作業要求:
將下方關於用正規表達式清洗詐欺郵件資料的文章中，從「# 作業目標: 使用python正規表達式對資料進行清洗處理」到「txt = sample_corpus.read()」的部分一字不改地重述出來。

*** 指定段落

# 作業目標: 使用python正規表達式對資料進行清洗處理

這份作業我們會使用詐欺郵件的文本資料來作為清洗與處理的操作。
[資料集](https://www.kaggle.com/rtatman/fraudulent-email-corpus/data#)

### 讀入資料文本
因原始文本較大，先使用部份擷取的**sample_emails.txt**來進行練習

In [160]:
#讀取文本資料
import re
with open('sample_emails.txt','r') as sample_corpus :
    txt = sample_corpus.read()

### 讀取寄件者資訊
觀察文本資料可以發現, 寄件者資訊都符合以下格式

`From: <收件者姓名> <收件者電子郵件>`

In [161]:
pattern = r"From: .*"
match = re.findall(pattern,txt)
match

['From: "MR. JAMES NGOLA." <james_ngola2002@maktoob.com>',
 'From: "Mr. Ben Suleman" <bensul2004nng@spinfinder.com>',
 'From: "PRINCE OBONG ELEME" <obong_715@epatra.com>']

### 只讀取寄件者姓名

In [162]:
pattern = r"From:\s\"(.*)\""

******
*** 紀錄摘錄

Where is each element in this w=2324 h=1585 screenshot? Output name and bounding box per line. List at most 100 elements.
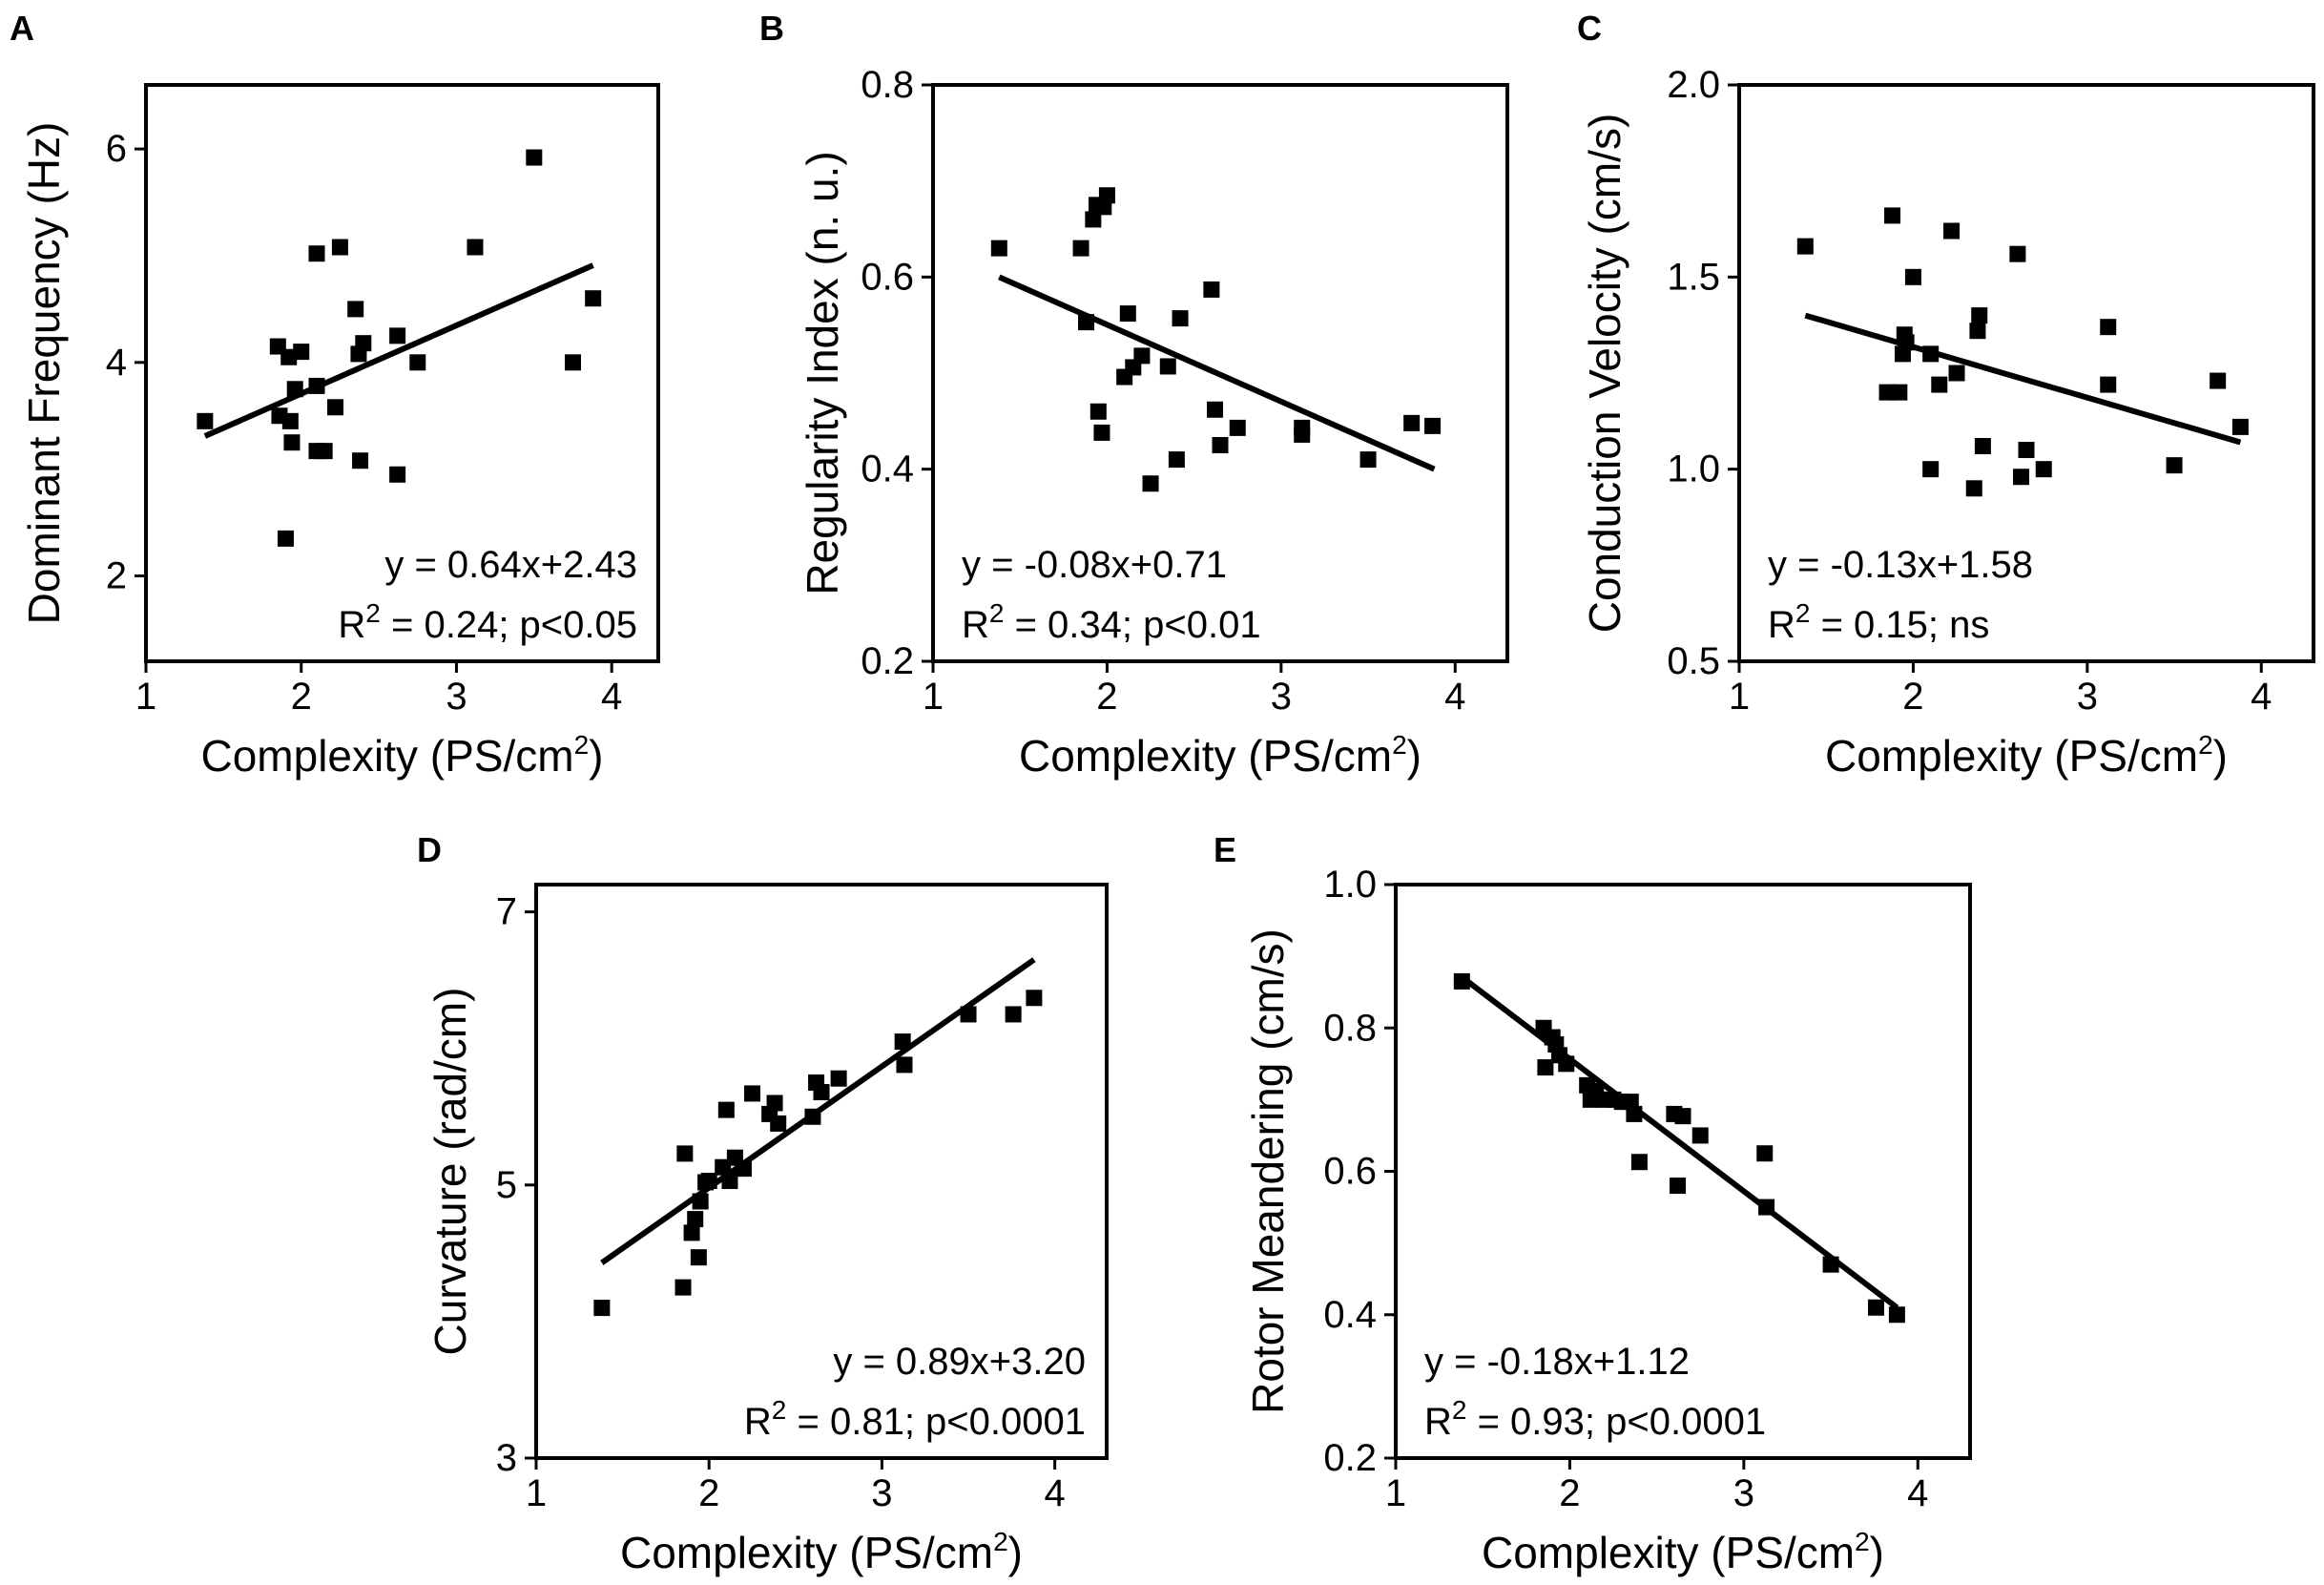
data-point: [1904, 268, 1921, 285]
data-point: [813, 1084, 830, 1101]
data-point: [674, 1279, 692, 1296]
data-point: [1670, 1178, 1687, 1195]
x-tick-label: 3: [2077, 676, 2098, 718]
data-point: [352, 452, 369, 469]
r-squared-stat: R2 = 0.34; p<0.01: [962, 598, 1261, 646]
x-tick-label: 1: [135, 676, 156, 718]
data-point: [1168, 451, 1185, 469]
data-point: [744, 1085, 761, 1102]
data-point: [1119, 305, 1136, 323]
data-point: [1867, 1299, 1884, 1316]
data-point: [286, 381, 303, 398]
data-point: [1207, 401, 1224, 418]
data-point: [1558, 1055, 1575, 1073]
y-axis-label: Dominant Frequency (Hz): [19, 122, 69, 625]
panel-letter: A: [10, 9, 34, 48]
data-point: [565, 354, 581, 371]
data-point: [1898, 334, 1915, 351]
y-tick-label: 1.5: [1667, 256, 1720, 298]
y-tick-label: 0.2: [1323, 1437, 1377, 1479]
data-point: [1891, 384, 1908, 401]
y-tick-label: 0.6: [1323, 1151, 1377, 1193]
y-tick-label: 4: [106, 342, 127, 384]
data-point: [1948, 365, 1965, 382]
data-point: [283, 434, 301, 451]
data-point: [1212, 437, 1229, 453]
y-tick-label: 0.4: [861, 448, 914, 490]
data-point: [389, 327, 406, 344]
y-axis-label: Rotor Meandering (cm/s): [1243, 928, 1293, 1414]
data-point: [1878, 384, 1896, 401]
panel-c: C 1 2 3 4 0.5 1.0 1.5 2.0 Complexity (PS/cm2) Cond…: [1577, 9, 2315, 781]
data-point: [896, 1056, 913, 1074]
x-tick-label: 2: [1559, 1472, 1580, 1514]
y-tick-label: 0.8: [1323, 1007, 1377, 1049]
x-axis-label: Complexity (PS/cm2): [201, 730, 604, 781]
plot-frame: [144, 83, 660, 663]
data-point: [1622, 1094, 1639, 1111]
x-tick-label: 4: [1045, 1472, 1066, 1514]
panel-letter: D: [417, 830, 442, 869]
regression-line: [1460, 974, 1899, 1310]
data-point: [683, 1224, 700, 1241]
data-point: [1159, 358, 1176, 375]
x-tick-label: 3: [871, 1472, 892, 1514]
data-point: [1005, 1006, 1022, 1023]
y-tick-label: 0.6: [861, 256, 914, 298]
data-point: [1078, 314, 1095, 331]
data-point: [1974, 438, 1991, 455]
y-tick-label: 0.2: [861, 640, 914, 682]
r-squared-stat: R2 = 0.93; p<0.0001: [1424, 1395, 1766, 1443]
data-point: [355, 335, 372, 352]
data-point: [280, 348, 298, 365]
x-axis-label: Complexity (PS/cm2): [1825, 730, 2228, 781]
regression-equation: y = -0.08x+0.71: [962, 544, 1227, 586]
regression-equation: y = 0.89x+3.20: [833, 1341, 1086, 1383]
data-point: [308, 377, 325, 394]
data-point: [1172, 310, 1189, 327]
data-point: [676, 1145, 694, 1162]
data-point: [327, 399, 344, 416]
y-tick-label: 1.0: [1323, 864, 1377, 906]
data-point: [2100, 376, 2117, 393]
data-point: [2035, 461, 2052, 478]
data-point: [1072, 240, 1089, 257]
x-tick-label: 3: [1271, 676, 1292, 718]
y-axis-label: Regularity Index (n. u.): [798, 151, 847, 594]
y-tick-label: 7: [496, 891, 517, 933]
data-point: [717, 1101, 735, 1118]
y-tick-label: 5: [496, 1164, 517, 1206]
data-point: [1943, 222, 1961, 240]
y-tick-label: 2.0: [1667, 64, 1720, 106]
data-point: [1796, 238, 1814, 255]
r-squared-stat: R2 = 0.15; ns: [1768, 598, 1989, 646]
regression-line: [203, 262, 594, 439]
data-point: [960, 1006, 977, 1023]
x-tick-label: 4: [1444, 676, 1465, 718]
data-point: [1630, 1154, 1648, 1171]
data-point: [2166, 457, 2183, 474]
data-point: [1294, 426, 1311, 443]
y-tick-label: 0.5: [1667, 640, 1720, 682]
data-point: [409, 354, 426, 371]
data-point: [804, 1108, 821, 1125]
y-axis-label: Conduction Velocity (cm/s): [1580, 114, 1629, 634]
data-point: [467, 239, 484, 256]
data-point: [1756, 1145, 1774, 1162]
data-point: [2013, 469, 2030, 486]
data-point: [1203, 281, 1220, 298]
data-point: [197, 412, 214, 429]
data-point: [1626, 1105, 1643, 1122]
y-tick-label: 0.8: [861, 64, 914, 106]
x-tick-label: 4: [2251, 676, 2272, 718]
x-tick-label: 1: [526, 1472, 547, 1514]
y-tick-label: 3: [496, 1437, 517, 1479]
data-point: [1922, 461, 1940, 478]
y-tick-label: 1.0: [1667, 448, 1720, 490]
y-tick-label: 2: [106, 555, 127, 597]
plot-frame: [534, 883, 1109, 1460]
data-point: [721, 1173, 738, 1190]
data-point: [1691, 1127, 1709, 1144]
x-tick-label: 4: [1907, 1472, 1928, 1514]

******

結果:
# 作業目標: 使用python正規表達式對資料進行清洗處理

這份作業我們會使用詐欺郵件的文本資料來作為清洗與處理的操作。
[資料集](https://www.kaggle.com/rtatman/fraudulent-email-corpus/data#)

### 讀入資料文本
因原始文本較大，先使用部份擷取的**sample_emails.txt**來進行練習

In [160]:
#讀取文本資料
import re
with open('sample_emails.txt','r') as sample_corpus :
    txt = sample_corpus.read()